(Stated problem): Look through the lines below and extract any with the word "Hilton".
==============================
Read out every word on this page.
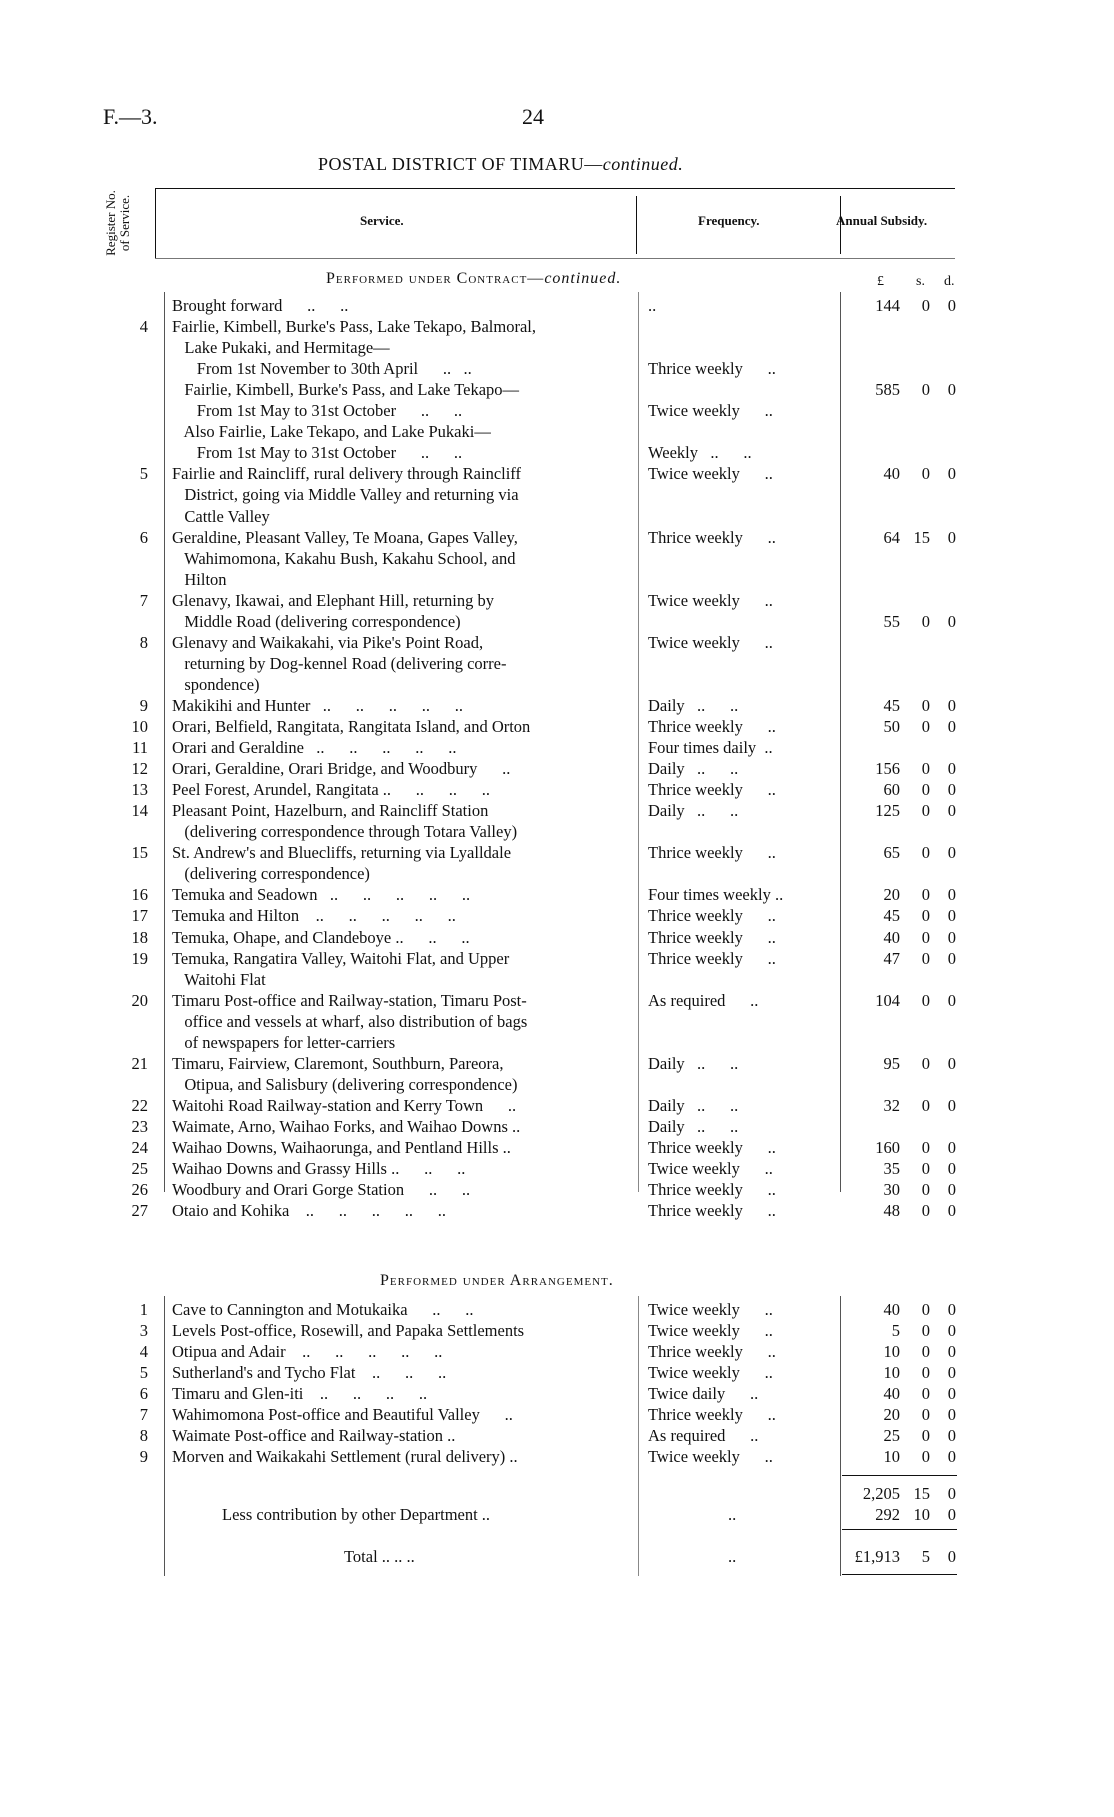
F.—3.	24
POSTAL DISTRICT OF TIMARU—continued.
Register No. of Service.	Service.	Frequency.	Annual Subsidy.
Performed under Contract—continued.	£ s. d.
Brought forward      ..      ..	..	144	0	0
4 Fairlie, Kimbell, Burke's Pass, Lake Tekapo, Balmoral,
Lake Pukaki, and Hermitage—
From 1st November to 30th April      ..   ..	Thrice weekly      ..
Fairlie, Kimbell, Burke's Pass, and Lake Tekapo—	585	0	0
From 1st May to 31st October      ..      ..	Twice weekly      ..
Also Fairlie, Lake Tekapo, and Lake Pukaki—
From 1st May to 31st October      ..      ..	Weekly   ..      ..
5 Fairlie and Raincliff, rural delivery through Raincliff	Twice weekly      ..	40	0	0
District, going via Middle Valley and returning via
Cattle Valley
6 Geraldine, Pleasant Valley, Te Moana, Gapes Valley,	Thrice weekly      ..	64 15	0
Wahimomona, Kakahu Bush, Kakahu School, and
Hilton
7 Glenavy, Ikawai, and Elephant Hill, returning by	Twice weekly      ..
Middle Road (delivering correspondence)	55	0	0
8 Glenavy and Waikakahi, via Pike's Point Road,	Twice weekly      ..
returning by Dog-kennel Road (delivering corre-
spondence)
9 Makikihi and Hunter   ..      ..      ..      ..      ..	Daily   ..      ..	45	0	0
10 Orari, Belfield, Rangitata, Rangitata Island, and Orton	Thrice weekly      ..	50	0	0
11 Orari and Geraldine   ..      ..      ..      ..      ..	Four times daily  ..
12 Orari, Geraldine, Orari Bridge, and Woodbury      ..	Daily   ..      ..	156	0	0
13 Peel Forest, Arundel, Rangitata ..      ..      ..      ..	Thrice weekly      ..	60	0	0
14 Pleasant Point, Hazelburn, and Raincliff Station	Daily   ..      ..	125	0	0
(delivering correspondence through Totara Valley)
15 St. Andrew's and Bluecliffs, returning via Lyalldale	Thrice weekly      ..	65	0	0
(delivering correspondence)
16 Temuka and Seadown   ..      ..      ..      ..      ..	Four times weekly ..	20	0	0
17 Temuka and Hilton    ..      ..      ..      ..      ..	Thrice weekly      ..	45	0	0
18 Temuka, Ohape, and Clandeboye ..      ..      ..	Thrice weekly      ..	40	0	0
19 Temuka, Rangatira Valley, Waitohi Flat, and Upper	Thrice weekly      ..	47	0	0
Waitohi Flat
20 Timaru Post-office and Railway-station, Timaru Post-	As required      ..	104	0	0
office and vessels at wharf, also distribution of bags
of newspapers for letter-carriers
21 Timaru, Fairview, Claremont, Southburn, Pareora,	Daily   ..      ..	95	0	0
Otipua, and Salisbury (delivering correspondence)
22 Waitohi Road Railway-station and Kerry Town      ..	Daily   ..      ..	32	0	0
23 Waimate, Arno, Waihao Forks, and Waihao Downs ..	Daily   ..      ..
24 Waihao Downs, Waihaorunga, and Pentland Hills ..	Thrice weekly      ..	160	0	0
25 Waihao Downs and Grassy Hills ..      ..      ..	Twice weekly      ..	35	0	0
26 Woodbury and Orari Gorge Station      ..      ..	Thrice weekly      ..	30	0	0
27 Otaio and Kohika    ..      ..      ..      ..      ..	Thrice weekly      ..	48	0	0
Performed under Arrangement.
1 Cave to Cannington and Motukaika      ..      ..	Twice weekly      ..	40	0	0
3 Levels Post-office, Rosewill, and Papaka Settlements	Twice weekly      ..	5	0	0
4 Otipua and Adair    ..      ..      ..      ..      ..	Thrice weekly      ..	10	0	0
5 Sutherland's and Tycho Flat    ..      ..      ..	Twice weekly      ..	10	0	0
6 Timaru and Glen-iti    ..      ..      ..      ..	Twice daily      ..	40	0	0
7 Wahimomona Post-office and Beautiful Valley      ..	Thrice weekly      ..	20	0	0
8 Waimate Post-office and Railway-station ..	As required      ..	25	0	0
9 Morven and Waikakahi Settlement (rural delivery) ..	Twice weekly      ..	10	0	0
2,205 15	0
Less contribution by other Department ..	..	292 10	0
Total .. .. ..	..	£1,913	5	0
==============================
(The result):
Hilton
17 Temuka and Hilton    ..      ..      ..      ..      ..	Thrice weekly      ..	45	0	0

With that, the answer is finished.